■ Data
◆ ◆ ◆ ◆
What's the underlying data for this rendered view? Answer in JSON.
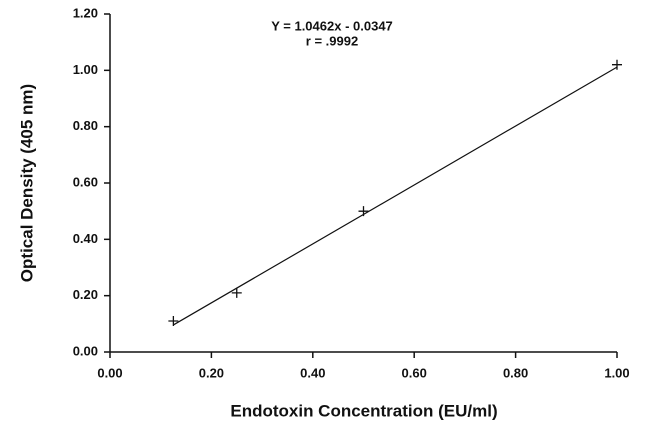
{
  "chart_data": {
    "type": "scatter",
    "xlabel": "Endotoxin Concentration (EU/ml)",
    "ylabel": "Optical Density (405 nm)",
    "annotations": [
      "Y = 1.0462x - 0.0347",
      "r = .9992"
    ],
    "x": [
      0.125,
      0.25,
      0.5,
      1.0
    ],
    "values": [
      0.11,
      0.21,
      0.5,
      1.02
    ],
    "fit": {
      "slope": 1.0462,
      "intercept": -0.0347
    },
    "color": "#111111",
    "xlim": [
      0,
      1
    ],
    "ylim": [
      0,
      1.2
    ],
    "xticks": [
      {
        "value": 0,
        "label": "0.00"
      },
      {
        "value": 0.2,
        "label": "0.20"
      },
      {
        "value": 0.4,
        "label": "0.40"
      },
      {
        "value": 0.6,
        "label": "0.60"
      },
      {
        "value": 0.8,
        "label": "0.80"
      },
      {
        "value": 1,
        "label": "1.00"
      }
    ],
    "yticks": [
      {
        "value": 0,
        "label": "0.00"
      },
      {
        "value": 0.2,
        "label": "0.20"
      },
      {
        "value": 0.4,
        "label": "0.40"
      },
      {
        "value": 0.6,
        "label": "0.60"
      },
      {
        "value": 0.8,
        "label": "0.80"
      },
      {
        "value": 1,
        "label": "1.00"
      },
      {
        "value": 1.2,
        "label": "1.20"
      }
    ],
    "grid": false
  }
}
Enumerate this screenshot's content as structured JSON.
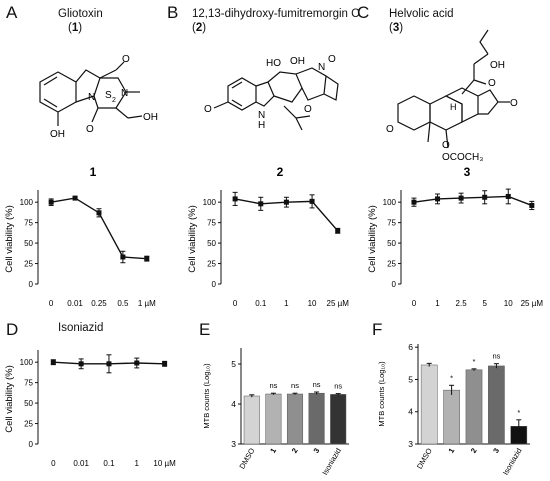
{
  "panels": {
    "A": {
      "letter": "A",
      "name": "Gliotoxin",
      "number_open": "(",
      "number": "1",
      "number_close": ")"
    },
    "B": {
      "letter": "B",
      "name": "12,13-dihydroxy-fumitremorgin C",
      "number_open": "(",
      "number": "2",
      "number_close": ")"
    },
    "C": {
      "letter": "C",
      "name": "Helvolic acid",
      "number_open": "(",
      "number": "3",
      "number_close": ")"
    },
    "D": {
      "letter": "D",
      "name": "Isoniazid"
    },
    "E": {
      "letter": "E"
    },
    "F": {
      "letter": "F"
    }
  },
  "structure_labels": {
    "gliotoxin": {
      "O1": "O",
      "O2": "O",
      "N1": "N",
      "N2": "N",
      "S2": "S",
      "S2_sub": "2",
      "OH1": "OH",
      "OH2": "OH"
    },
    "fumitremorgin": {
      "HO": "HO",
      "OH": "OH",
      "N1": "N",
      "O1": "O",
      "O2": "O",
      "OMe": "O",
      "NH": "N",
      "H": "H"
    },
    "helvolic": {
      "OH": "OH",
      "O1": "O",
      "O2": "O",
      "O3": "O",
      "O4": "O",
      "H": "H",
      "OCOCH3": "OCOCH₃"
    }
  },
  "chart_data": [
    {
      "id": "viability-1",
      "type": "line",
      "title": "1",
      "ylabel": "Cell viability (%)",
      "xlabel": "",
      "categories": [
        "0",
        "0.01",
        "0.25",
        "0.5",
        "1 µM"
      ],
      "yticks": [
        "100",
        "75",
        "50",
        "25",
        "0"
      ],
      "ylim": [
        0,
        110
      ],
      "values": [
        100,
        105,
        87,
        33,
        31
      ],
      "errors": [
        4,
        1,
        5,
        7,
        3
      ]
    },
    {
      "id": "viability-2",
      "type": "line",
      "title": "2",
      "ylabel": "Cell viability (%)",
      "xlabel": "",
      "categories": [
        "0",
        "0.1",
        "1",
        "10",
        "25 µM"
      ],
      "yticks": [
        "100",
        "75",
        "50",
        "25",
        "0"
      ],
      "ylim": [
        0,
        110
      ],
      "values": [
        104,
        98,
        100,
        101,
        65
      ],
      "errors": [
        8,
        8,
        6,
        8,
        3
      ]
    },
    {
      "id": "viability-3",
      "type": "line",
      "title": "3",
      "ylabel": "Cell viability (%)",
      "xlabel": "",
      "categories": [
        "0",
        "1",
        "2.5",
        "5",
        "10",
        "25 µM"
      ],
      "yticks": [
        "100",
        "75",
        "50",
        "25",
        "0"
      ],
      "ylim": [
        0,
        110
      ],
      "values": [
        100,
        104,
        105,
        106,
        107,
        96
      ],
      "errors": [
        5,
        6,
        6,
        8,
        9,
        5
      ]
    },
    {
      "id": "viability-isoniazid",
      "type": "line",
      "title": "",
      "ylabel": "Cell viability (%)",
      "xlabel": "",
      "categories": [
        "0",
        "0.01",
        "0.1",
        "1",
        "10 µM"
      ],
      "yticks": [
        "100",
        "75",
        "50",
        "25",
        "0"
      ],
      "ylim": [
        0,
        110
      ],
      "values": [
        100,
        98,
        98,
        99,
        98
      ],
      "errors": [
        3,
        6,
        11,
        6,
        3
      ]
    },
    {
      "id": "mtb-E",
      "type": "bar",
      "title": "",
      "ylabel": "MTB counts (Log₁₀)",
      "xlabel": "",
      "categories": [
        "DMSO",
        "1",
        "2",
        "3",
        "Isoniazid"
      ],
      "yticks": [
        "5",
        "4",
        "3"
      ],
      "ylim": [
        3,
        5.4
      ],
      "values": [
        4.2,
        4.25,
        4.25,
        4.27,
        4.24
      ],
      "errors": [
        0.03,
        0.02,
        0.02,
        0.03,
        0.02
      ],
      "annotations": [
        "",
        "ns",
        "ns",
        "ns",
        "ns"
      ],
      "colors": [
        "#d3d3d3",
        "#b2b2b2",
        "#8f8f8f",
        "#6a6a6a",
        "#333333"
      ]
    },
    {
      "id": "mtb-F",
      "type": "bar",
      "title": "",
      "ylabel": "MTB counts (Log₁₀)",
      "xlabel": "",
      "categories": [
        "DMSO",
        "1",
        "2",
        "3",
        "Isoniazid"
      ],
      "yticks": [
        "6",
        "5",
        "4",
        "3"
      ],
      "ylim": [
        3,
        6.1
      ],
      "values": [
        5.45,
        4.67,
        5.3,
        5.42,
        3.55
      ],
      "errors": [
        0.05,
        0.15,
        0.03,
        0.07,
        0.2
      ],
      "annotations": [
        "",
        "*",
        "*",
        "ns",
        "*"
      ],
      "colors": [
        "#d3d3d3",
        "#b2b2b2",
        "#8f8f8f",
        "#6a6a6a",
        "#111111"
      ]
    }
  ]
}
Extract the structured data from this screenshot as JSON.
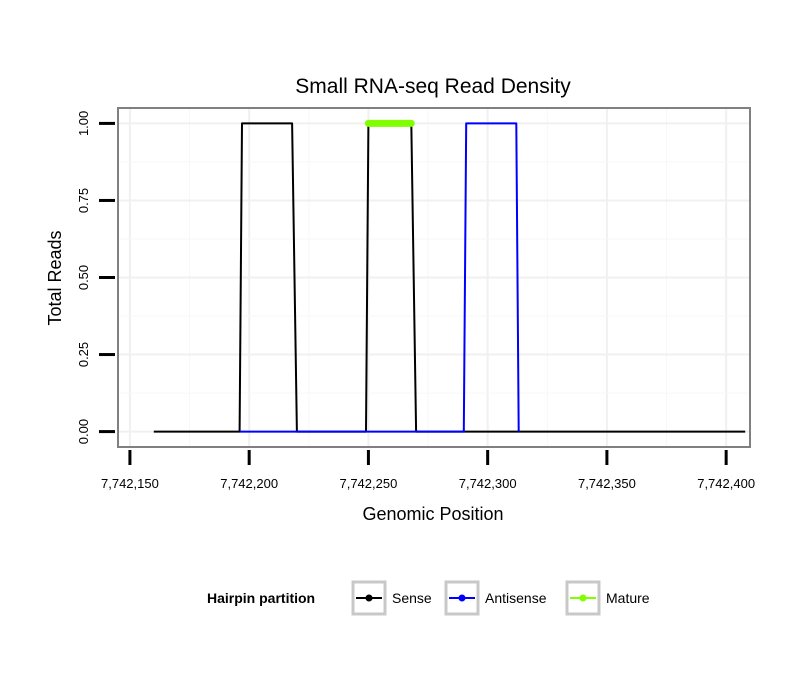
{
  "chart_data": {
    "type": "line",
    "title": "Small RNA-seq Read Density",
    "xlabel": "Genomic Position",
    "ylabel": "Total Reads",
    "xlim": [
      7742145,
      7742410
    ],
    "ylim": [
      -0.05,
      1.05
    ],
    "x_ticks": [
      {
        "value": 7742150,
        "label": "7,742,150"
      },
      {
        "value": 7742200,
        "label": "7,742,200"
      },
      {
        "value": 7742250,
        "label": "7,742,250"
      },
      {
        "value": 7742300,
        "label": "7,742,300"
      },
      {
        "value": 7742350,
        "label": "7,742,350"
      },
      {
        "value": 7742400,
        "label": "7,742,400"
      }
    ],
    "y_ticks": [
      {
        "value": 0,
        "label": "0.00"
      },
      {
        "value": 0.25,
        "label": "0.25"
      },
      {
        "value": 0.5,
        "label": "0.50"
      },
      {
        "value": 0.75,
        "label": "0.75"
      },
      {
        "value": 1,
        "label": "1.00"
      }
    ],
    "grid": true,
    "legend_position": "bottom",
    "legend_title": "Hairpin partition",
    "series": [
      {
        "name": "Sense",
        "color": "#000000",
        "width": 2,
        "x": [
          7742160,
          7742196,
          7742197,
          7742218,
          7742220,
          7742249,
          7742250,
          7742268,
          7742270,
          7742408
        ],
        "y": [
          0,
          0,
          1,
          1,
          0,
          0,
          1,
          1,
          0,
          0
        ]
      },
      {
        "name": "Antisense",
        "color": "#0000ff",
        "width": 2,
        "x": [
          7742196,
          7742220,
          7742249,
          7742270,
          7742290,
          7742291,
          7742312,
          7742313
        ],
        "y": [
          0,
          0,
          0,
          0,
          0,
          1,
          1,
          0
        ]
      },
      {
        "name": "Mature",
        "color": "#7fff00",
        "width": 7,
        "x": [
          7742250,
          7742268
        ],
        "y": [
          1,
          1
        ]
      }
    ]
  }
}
◆ ◆ ◆ ◆
■ What you need to do
Every line in the entries above that has the word "fumitremorgin" should be identified and copied.

■ Answer box
      "name": "12,13-dihydroxy-fumitremorgin C",
    "fumitremorgin": {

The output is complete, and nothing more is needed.